(Data excerpts)

>>>

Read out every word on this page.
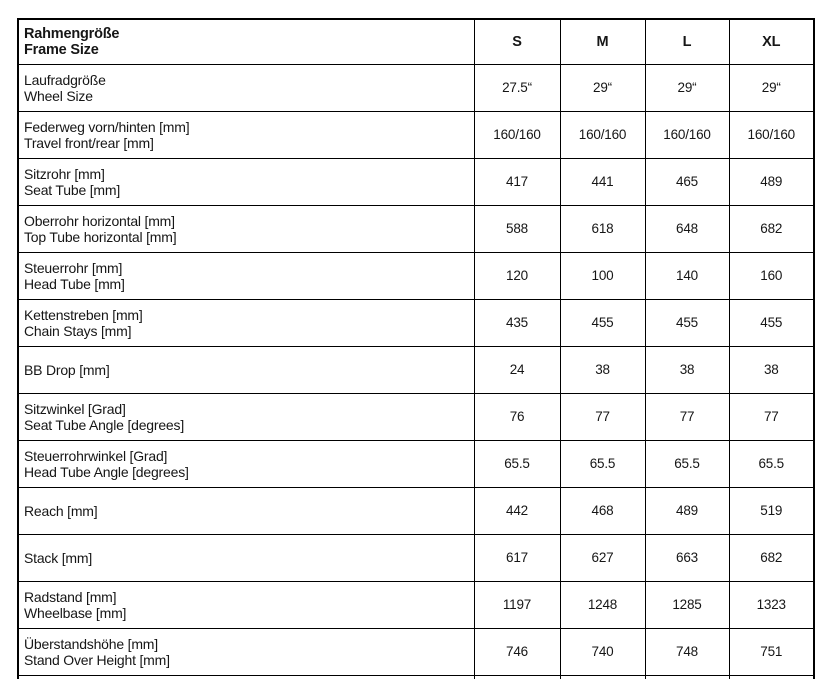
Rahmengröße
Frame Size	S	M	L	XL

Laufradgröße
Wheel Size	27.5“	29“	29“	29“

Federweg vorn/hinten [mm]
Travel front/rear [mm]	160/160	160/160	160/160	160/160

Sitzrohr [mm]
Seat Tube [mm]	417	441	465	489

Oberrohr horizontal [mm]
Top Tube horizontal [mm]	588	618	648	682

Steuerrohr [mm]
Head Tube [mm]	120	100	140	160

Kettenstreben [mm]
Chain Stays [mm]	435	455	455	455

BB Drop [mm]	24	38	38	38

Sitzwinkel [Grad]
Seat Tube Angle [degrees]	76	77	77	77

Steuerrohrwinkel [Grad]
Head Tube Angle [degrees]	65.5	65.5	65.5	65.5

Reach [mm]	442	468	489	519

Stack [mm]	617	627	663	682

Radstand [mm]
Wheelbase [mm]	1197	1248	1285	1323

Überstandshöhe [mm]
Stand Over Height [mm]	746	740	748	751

<<<
>>>

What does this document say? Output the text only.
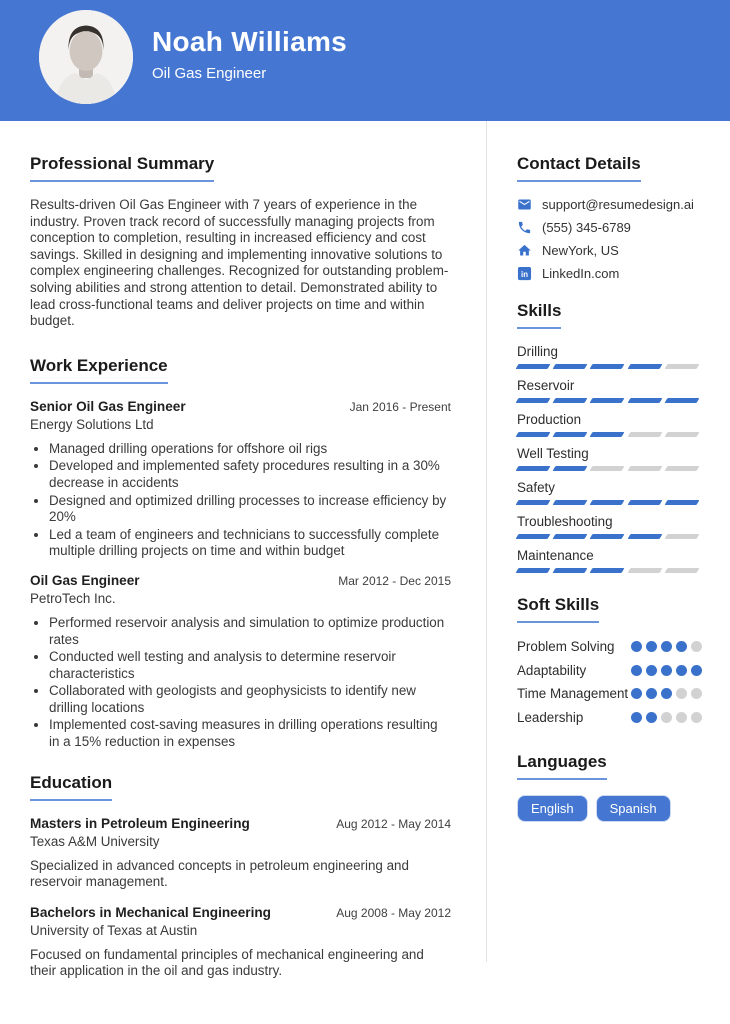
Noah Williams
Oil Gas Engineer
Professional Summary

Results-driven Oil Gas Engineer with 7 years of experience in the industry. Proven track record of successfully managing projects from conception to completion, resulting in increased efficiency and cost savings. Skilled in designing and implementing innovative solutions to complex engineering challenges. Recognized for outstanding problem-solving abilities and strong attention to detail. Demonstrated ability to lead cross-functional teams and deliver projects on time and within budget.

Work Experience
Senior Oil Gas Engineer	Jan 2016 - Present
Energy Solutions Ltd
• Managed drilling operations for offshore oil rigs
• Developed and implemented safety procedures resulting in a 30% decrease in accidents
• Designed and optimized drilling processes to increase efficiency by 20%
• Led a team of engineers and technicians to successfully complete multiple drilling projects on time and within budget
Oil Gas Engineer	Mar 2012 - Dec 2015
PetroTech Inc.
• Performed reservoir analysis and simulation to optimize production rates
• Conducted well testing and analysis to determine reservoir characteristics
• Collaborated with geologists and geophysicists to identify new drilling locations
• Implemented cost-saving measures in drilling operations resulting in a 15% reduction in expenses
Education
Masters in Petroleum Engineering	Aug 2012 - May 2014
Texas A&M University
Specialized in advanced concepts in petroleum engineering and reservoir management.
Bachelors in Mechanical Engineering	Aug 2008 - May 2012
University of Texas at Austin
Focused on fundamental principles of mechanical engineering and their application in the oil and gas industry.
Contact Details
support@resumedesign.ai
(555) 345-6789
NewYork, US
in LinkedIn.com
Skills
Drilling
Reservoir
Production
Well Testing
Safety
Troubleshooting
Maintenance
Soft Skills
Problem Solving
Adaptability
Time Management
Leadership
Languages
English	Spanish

<<<

## EXERCISE AIM
Of the lines in this material, state how many hold the string "Seat". Write no other words.

## REPLY
2